EXERCISE BRIEF -> Write out all lines holding the word "screenshot".

------------------------------------

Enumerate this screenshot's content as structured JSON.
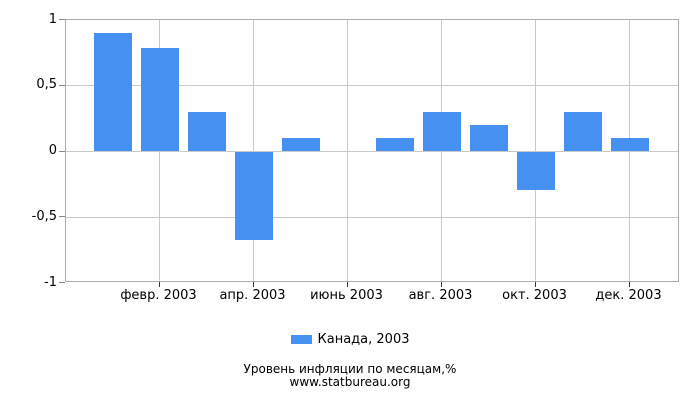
{
  "chart_data": {
    "type": "bar",
    "series_name": "Канада, 2003",
    "values": [
      0.9,
      0.79,
      0.3,
      -0.67,
      0.1,
      0,
      0.1,
      0.3,
      0.2,
      -0.29,
      0.3,
      0.1
    ],
    "x_ticks": [
      {
        "index": 1,
        "label": "февр. 2003"
      },
      {
        "index": 3,
        "label": "апр. 2003"
      },
      {
        "index": 5,
        "label": "июнь 2003"
      },
      {
        "index": 7,
        "label": "авг. 2003"
      },
      {
        "index": 9,
        "label": "окт. 2003"
      },
      {
        "index": 11,
        "label": "дек. 2003"
      }
    ],
    "y_ticks": [
      {
        "value": 1,
        "label": "1"
      },
      {
        "value": 0.5,
        "label": "0,5"
      },
      {
        "value": 0,
        "label": "0"
      },
      {
        "value": -0.5,
        "label": "-0,5"
      },
      {
        "value": -1,
        "label": "-1"
      }
    ],
    "ylim": [
      -1,
      1
    ],
    "grid": true,
    "legend_position": "bottom-center",
    "legend_label": "Канада, 2003",
    "footer_line1": "Уровень инфляции по месяцам,%",
    "footer_line2": "www.statbureau.org",
    "colors": {
      "bar": "#4590F0",
      "grid": "#C9C9C9",
      "border": "#ABABAB",
      "text": "#000000"
    }
  }
}
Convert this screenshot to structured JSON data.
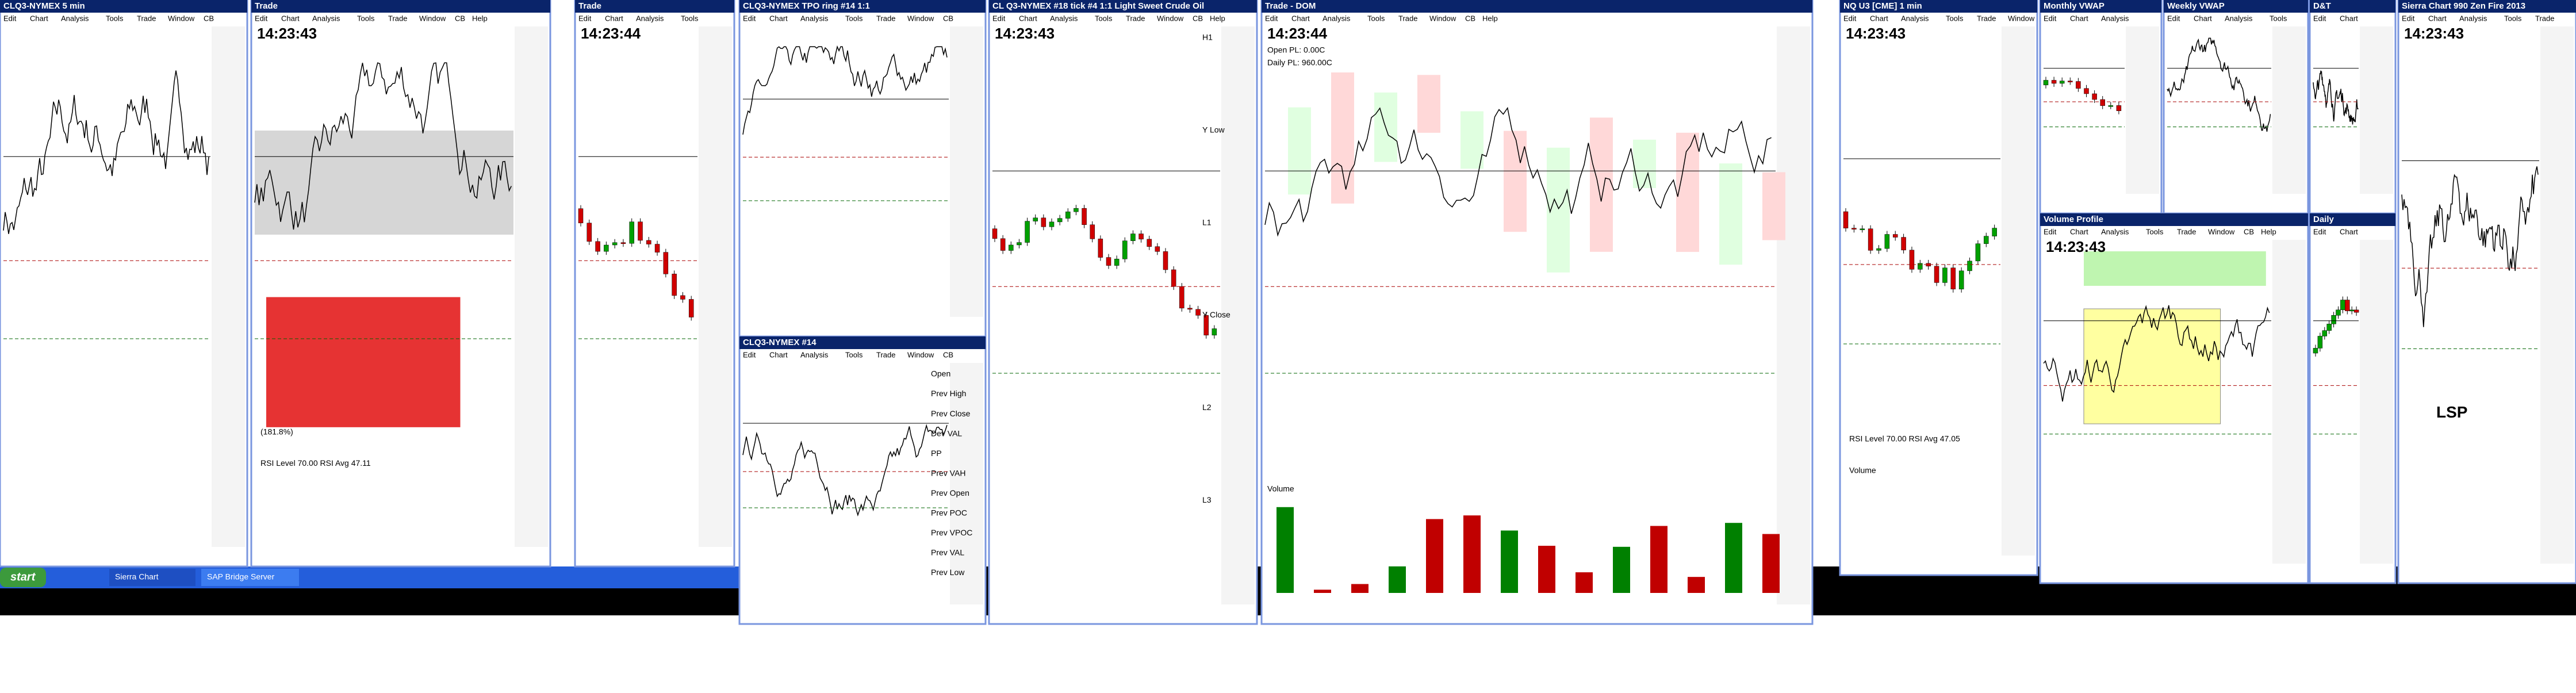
{
  "menu": [
    "Edit",
    "Chart",
    "Analysis",
    "Tools",
    "Trade",
    "Window",
    "CB",
    "Help"
  ],
  "windows": [
    {
      "title": "CLQ3-NYMEX 5 min",
      "clock": null,
      "labels": []
    },
    {
      "title": "Trade",
      "clock": "14:23:43",
      "labels": [
        "(181.8%)",
        "RSI Level 70.00 RSI Avg 47.11"
      ]
    },
    {
      "title": "Trade",
      "clock": "14:23:44",
      "labels": []
    },
    {
      "title": "CLQ3-NYMEX TPO ring #14 1:1",
      "clock": null,
      "labels": []
    },
    {
      "title": "CLQ3-NYMEX #14",
      "clock": null,
      "labels": [
        "Open",
        "Prev High",
        "Prev Close",
        "Dev VAL",
        "PP",
        "Prev VAH",
        "Prev Open",
        "Prev POC",
        "Prev VPOC",
        "Prev VAL",
        "Prev Low"
      ]
    },
    {
      "title": "CL Q3-NYMEX #18 tick #4 1:1 Light Sweet Crude Oil",
      "clock": "14:23:43",
      "labels": [
        "H1",
        "Y Low",
        "L1",
        "Y Close",
        "L2",
        "L3"
      ]
    },
    {
      "title": "Trade - DOM",
      "clock": "14:23:44",
      "labels": [
        "Open PL: 0.00C",
        "Daily PL: 960.00C",
        "Volume"
      ]
    },
    {
      "title": "NQ U3 [CME] 1 min",
      "clock": "14:23:43",
      "labels": [
        "RSI Level 70.00 RSI Avg 47.05",
        "Volume"
      ]
    },
    {
      "title": "Monthly VWAP",
      "clock": null,
      "labels": []
    },
    {
      "title": "Weekly VWAP",
      "clock": null,
      "labels": []
    },
    {
      "title": "D&T",
      "clock": null,
      "labels": []
    },
    {
      "title": "Volume Profile",
      "clock": "14:23:43",
      "labels": []
    },
    {
      "title": "Daily",
      "clock": null,
      "labels": []
    },
    {
      "title": "Sierra Chart 990 Zen Fire 2013",
      "clock": "14:23:43",
      "labels": [
        "LSP"
      ]
    }
  ],
  "taskbar": {
    "start": "start",
    "items": [
      "Sierra Chart",
      "SAP Bridge Server"
    ]
  }
}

------------------------------------

RESPONSE BELOW ->
Enumerate this screenshot's content as structured JSON.
Convert this screenshot to structured JSON data.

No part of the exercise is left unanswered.